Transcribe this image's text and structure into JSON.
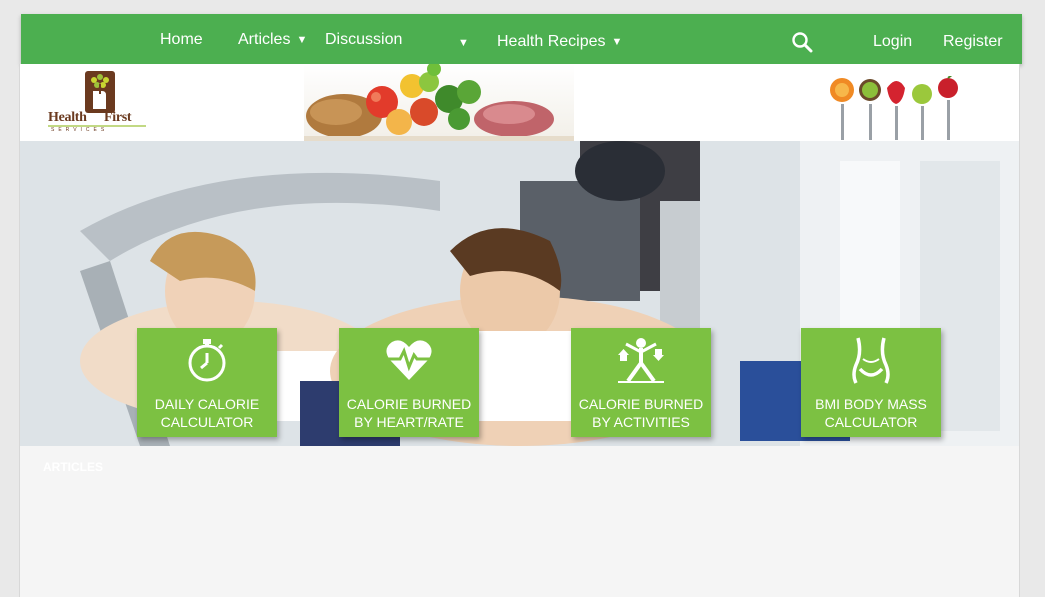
{
  "nav": {
    "home": "Home",
    "articles": "Articles",
    "discussion": "Discussion",
    "recipes": "Health Recipes",
    "login": "Login",
    "register": "Register",
    "caret": "▼"
  },
  "logo": {
    "word1": "Health",
    "word2": "First",
    "sub": "SERVICES"
  },
  "tiles": [
    {
      "line1": "DAILY CALORIE",
      "line2": "CALCULATOR",
      "icon": "stopwatch-icon"
    },
    {
      "line1": "CALORIE BURNED",
      "line2": "BY HEART/RATE",
      "icon": "heart-pulse-icon"
    },
    {
      "line1": "CALORIE BURNED",
      "line2": "BY ACTIVITIES",
      "icon": "exercise-icon"
    },
    {
      "line1": "BMI BODY MASS",
      "line2": "CALCULATOR",
      "icon": "body-icon"
    }
  ],
  "articles": {
    "title": "ARTICLES"
  },
  "colors": {
    "nav_green": "#4caf50",
    "tile_green": "#7cc142",
    "logo_brown": "#6b3a1f"
  }
}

--------------------------------------------------

**Objective:**
All of the entries above should be duplicated exactly, except for the pictures.

**Task result:**
Transcribe this image's text and structure into JSON.
{
  "nav": {
    "home": "Home",
    "articles": "Articles",
    "discussion": "Discussion",
    "recipes": "Health Recipes",
    "login": "Login",
    "register": "Register",
    "caret": "▼"
  },
  "logo": {
    "word1": "Health",
    "word2": "First",
    "sub": "SERVICES"
  },
  "tiles": [
    {
      "line1": "DAILY CALORIE",
      "line2": "CALCULATOR",
      "icon": "stopwatch-icon"
    },
    {
      "line1": "CALORIE BURNED",
      "line2": "BY HEART/RATE",
      "icon": "heart-pulse-icon"
    },
    {
      "line1": "CALORIE BURNED",
      "line2": "BY ACTIVITIES",
      "icon": "exercise-icon"
    },
    {
      "line1": "BMI BODY MASS",
      "line2": "CALCULATOR",
      "icon": "body-icon"
    }
  ],
  "articles": {
    "title": "ARTICLES"
  },
  "colors": {
    "nav_green": "#4caf50",
    "tile_green": "#7cc142",
    "logo_brown": "#6b3a1f"
  }
}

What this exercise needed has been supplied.